_Task_
Go through the entries one line at a time, and gather every line that has the word "type".

· · ·

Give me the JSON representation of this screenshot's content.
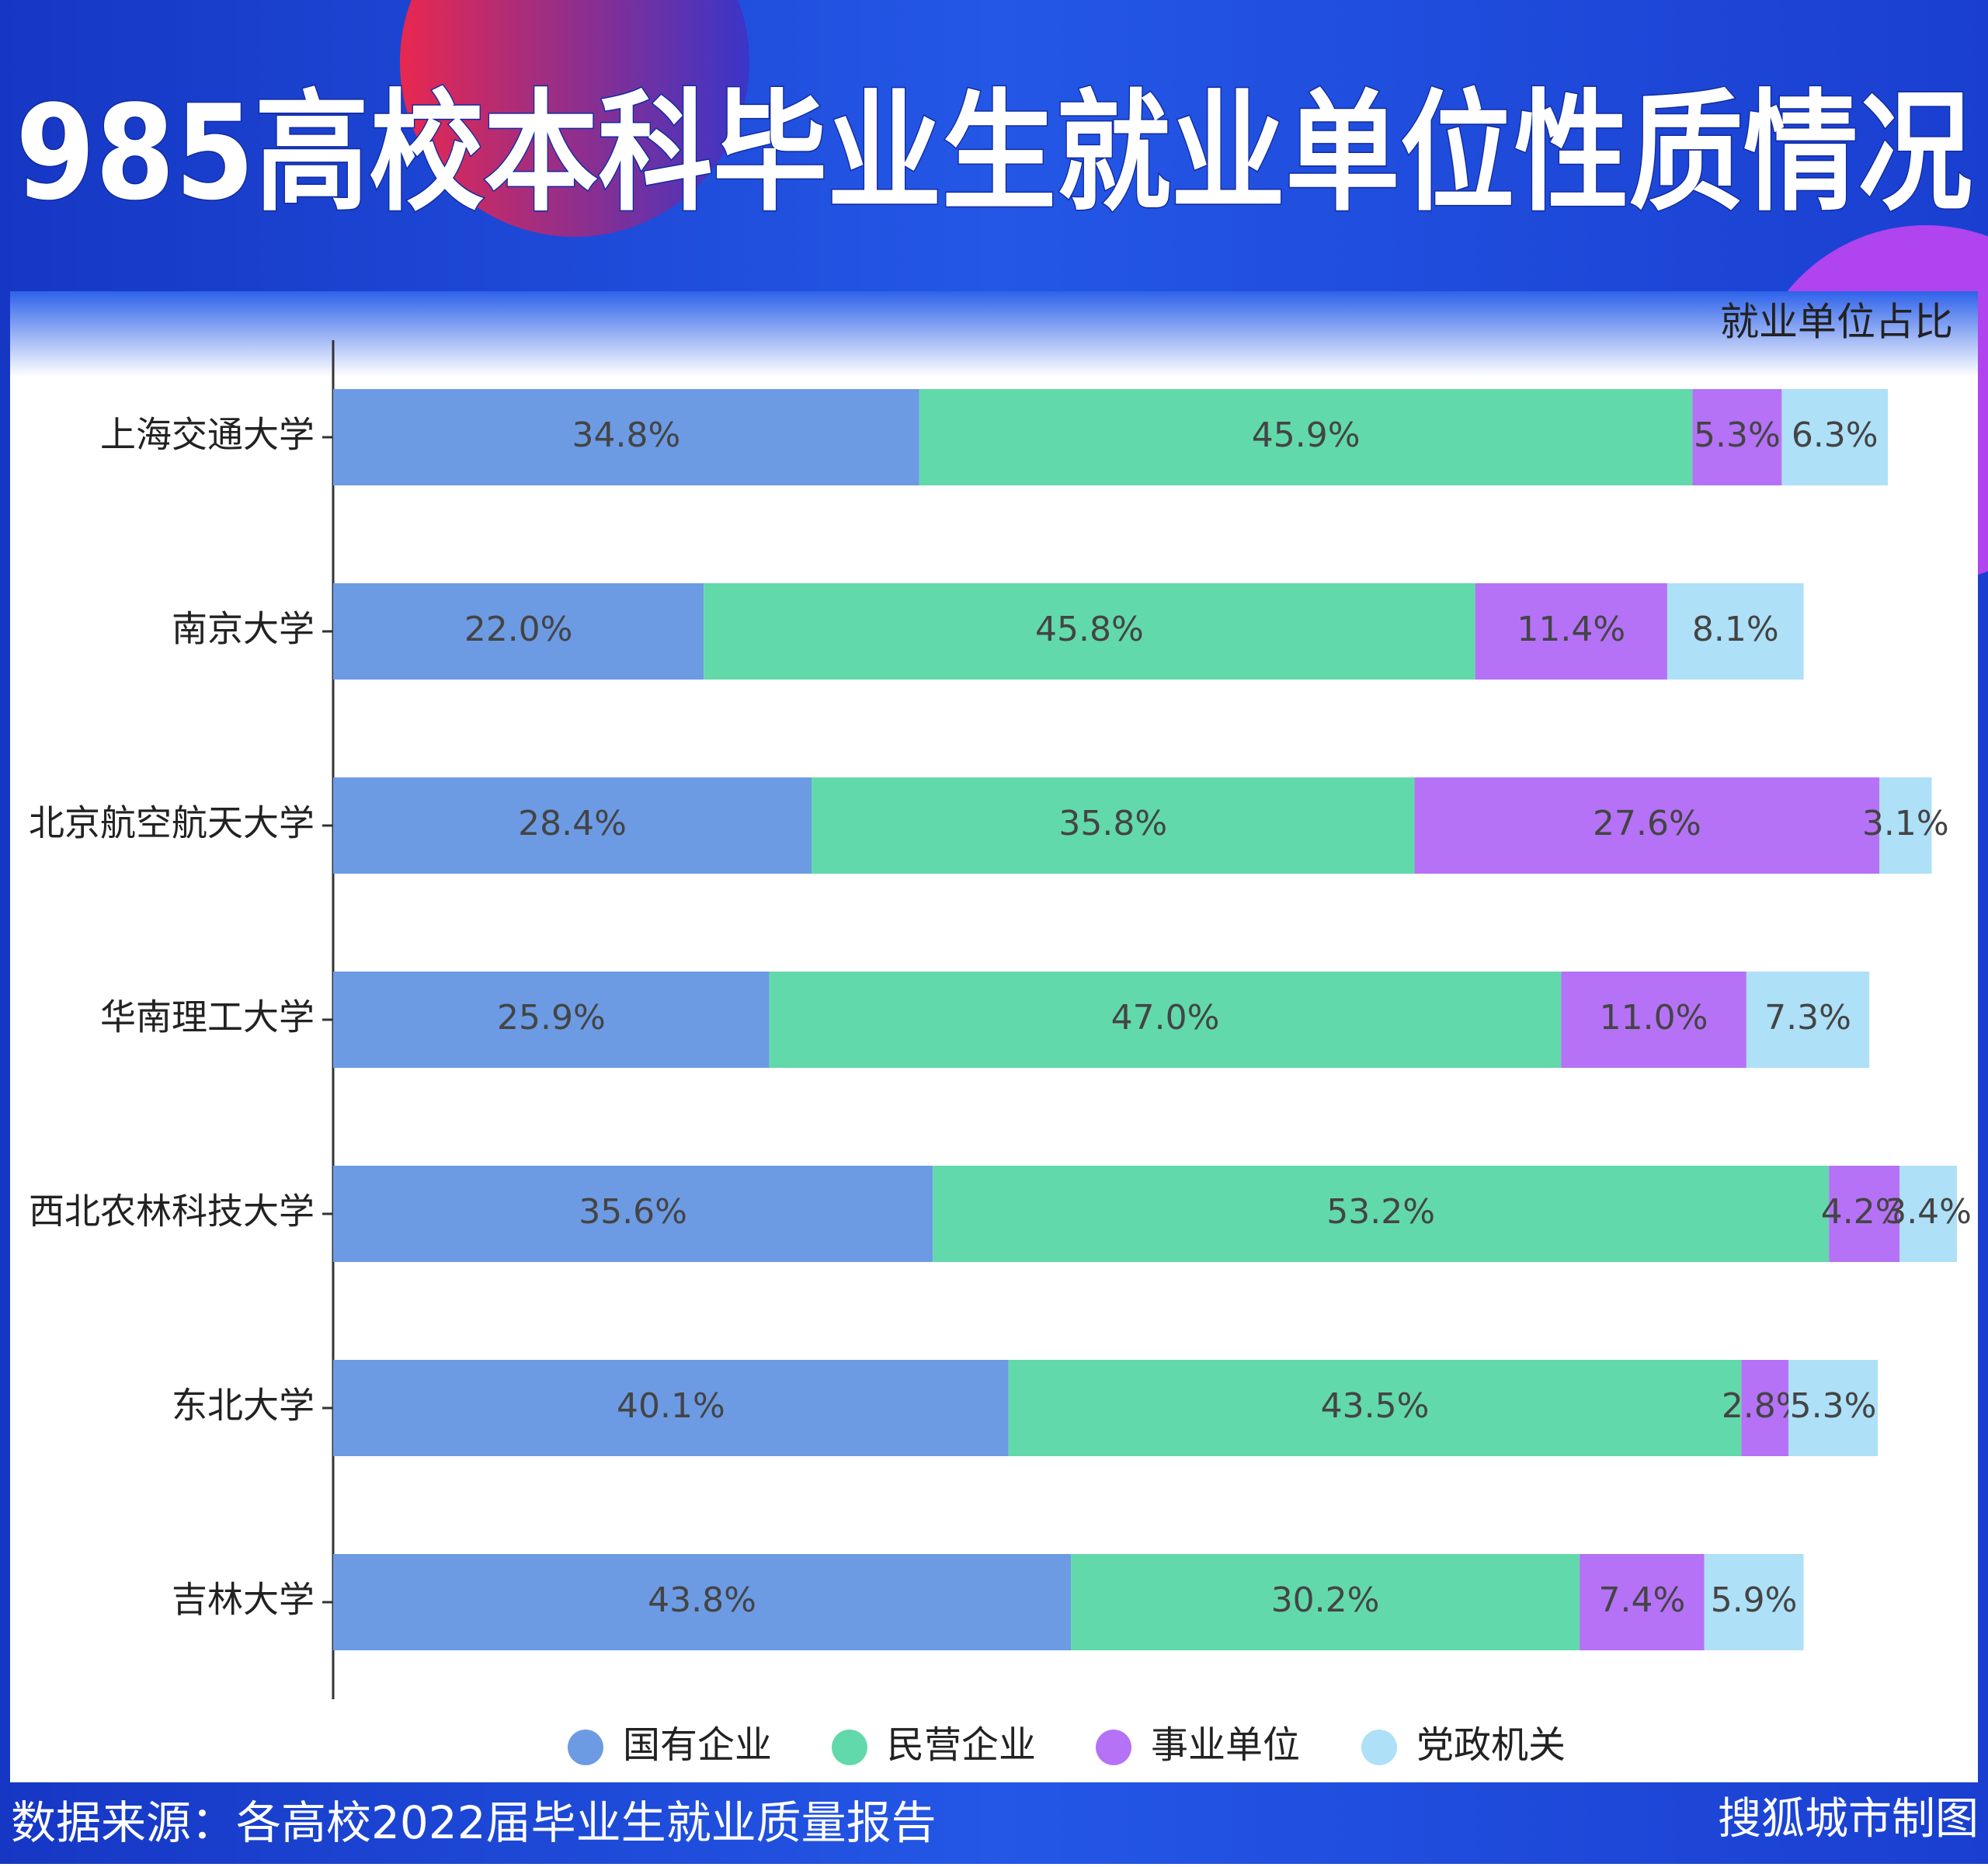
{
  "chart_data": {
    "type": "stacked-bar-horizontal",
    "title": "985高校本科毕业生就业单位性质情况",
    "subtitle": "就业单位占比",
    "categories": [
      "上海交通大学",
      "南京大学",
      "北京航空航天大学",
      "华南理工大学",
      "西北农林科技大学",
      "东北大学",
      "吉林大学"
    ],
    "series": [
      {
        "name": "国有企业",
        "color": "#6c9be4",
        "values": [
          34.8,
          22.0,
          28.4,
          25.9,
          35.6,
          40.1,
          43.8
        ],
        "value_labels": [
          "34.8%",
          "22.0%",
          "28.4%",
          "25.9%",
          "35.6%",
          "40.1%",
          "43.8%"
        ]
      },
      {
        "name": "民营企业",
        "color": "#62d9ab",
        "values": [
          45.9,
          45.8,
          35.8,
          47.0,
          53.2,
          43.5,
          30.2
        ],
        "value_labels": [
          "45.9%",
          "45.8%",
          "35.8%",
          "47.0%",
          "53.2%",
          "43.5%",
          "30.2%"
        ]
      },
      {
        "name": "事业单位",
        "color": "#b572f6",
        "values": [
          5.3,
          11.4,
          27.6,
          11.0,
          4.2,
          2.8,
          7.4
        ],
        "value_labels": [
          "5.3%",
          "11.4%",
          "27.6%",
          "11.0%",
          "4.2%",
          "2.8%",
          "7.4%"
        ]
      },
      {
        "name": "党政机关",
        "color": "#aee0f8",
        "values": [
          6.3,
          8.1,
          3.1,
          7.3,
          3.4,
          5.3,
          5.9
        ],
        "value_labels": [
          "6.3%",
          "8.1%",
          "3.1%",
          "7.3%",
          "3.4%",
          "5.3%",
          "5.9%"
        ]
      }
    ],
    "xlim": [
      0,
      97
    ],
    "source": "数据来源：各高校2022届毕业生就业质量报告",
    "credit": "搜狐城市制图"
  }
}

· · ·

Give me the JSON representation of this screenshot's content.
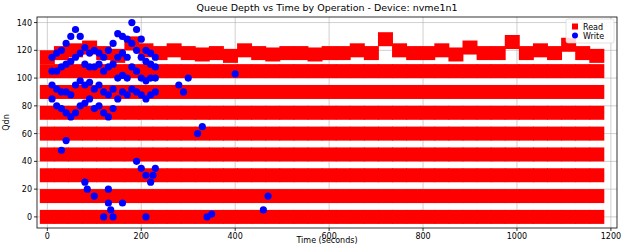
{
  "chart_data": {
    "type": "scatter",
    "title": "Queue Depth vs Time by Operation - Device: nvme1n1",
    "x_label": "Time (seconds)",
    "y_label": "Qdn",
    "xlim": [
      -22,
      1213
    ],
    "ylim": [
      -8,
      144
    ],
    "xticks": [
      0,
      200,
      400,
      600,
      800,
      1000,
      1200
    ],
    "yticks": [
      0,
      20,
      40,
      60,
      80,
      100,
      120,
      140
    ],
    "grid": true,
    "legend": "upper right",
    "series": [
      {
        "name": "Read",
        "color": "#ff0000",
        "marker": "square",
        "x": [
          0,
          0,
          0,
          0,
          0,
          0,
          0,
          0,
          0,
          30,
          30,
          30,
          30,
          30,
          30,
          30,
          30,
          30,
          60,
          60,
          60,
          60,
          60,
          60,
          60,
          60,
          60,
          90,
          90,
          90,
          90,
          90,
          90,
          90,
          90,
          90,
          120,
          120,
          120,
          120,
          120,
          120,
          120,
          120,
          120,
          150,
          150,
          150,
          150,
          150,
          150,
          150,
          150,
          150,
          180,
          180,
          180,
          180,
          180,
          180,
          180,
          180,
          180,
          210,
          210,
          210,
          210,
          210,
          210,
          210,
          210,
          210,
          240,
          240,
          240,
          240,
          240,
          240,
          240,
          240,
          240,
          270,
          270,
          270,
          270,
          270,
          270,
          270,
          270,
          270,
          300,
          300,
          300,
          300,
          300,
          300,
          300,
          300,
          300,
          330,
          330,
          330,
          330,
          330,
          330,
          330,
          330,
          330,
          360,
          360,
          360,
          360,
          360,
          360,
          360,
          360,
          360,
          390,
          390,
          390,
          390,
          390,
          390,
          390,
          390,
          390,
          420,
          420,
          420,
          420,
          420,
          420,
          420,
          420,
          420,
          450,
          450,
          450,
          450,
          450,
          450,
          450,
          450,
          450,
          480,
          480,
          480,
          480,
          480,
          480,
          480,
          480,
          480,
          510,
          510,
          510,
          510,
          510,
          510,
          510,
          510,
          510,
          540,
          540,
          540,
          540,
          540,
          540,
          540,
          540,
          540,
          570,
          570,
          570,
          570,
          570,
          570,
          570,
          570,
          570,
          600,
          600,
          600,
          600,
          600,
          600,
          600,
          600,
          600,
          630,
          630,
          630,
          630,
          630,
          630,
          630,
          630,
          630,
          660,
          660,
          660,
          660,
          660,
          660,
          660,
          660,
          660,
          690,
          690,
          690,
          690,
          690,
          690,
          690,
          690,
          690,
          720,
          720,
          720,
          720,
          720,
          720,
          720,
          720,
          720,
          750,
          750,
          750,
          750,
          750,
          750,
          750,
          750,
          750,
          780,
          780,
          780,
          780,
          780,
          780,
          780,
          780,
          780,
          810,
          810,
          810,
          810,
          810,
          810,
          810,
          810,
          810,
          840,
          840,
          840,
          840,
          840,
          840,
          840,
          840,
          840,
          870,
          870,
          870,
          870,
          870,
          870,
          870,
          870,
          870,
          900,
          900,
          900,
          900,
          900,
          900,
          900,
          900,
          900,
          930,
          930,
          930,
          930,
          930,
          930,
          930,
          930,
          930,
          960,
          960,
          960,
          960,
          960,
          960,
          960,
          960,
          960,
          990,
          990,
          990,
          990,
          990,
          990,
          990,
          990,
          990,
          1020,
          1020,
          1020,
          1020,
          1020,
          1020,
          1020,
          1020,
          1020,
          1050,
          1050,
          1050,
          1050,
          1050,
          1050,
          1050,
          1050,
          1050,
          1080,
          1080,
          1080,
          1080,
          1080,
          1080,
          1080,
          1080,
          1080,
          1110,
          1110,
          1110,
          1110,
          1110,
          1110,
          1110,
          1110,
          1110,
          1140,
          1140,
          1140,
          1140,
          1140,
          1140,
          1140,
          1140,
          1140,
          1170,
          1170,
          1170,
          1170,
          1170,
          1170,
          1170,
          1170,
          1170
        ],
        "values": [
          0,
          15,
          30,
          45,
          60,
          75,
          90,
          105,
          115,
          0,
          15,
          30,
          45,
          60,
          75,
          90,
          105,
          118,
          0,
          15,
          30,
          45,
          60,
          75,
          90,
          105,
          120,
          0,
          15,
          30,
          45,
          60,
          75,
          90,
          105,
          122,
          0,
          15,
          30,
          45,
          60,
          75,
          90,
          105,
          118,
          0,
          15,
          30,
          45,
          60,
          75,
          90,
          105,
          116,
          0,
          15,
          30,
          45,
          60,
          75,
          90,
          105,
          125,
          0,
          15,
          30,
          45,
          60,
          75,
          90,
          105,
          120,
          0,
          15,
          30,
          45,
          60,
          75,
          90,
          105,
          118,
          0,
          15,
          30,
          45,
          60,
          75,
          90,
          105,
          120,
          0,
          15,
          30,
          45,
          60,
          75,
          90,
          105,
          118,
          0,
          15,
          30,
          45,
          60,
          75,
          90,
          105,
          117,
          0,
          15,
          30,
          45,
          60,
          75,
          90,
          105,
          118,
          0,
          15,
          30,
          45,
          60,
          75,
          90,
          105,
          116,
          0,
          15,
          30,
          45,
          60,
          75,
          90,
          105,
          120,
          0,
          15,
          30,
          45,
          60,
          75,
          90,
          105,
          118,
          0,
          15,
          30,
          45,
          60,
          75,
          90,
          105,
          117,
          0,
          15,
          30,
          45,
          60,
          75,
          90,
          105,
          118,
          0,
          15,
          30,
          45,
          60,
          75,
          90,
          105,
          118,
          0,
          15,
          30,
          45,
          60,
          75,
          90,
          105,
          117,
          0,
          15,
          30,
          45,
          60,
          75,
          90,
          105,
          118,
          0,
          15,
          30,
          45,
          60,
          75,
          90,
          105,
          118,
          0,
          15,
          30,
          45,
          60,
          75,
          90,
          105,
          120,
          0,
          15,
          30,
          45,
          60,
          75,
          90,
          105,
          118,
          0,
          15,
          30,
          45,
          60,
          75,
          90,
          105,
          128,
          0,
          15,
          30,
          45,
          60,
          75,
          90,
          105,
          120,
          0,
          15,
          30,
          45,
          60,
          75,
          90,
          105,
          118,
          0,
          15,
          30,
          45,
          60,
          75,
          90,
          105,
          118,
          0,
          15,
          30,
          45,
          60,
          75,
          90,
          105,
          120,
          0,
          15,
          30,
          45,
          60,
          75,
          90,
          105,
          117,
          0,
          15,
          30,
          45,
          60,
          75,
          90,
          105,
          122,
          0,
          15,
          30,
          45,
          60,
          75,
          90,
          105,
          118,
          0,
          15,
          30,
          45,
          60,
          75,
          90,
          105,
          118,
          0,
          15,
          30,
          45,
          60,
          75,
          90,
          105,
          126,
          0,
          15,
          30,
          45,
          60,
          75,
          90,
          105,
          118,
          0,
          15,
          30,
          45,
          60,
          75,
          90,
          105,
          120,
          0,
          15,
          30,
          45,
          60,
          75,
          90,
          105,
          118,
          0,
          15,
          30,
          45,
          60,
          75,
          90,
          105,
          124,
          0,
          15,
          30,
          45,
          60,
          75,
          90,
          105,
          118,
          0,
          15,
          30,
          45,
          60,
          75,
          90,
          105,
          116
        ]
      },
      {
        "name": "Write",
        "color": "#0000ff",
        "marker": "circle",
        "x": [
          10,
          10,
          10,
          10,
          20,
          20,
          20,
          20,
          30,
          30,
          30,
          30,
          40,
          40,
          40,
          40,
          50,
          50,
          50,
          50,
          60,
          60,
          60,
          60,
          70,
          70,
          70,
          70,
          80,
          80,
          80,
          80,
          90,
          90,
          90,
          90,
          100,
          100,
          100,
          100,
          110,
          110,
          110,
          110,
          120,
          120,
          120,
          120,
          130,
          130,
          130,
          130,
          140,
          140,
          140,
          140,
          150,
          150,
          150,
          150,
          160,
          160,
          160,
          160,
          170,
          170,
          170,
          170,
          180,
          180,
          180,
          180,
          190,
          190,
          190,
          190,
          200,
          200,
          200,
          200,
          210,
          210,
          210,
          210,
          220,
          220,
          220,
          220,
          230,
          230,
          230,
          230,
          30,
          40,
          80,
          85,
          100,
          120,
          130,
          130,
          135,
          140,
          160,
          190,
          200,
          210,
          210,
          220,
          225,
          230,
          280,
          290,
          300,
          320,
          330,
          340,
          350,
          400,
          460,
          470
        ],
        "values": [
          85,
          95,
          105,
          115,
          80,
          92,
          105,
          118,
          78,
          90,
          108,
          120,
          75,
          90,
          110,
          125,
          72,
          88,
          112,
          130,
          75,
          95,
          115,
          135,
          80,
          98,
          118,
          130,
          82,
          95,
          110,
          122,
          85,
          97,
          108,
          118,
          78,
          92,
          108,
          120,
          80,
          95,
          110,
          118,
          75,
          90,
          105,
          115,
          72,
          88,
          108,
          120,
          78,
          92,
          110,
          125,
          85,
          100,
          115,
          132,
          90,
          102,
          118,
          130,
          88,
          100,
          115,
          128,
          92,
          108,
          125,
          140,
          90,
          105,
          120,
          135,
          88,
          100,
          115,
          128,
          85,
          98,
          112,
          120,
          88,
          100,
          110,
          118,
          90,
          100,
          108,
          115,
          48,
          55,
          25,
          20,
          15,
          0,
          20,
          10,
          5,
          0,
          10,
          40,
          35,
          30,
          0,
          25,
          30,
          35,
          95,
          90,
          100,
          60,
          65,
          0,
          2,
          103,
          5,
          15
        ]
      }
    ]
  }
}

· · ·

_Correct output_
    "type": "stacked-bar-horizontal",
    "type": "scatter",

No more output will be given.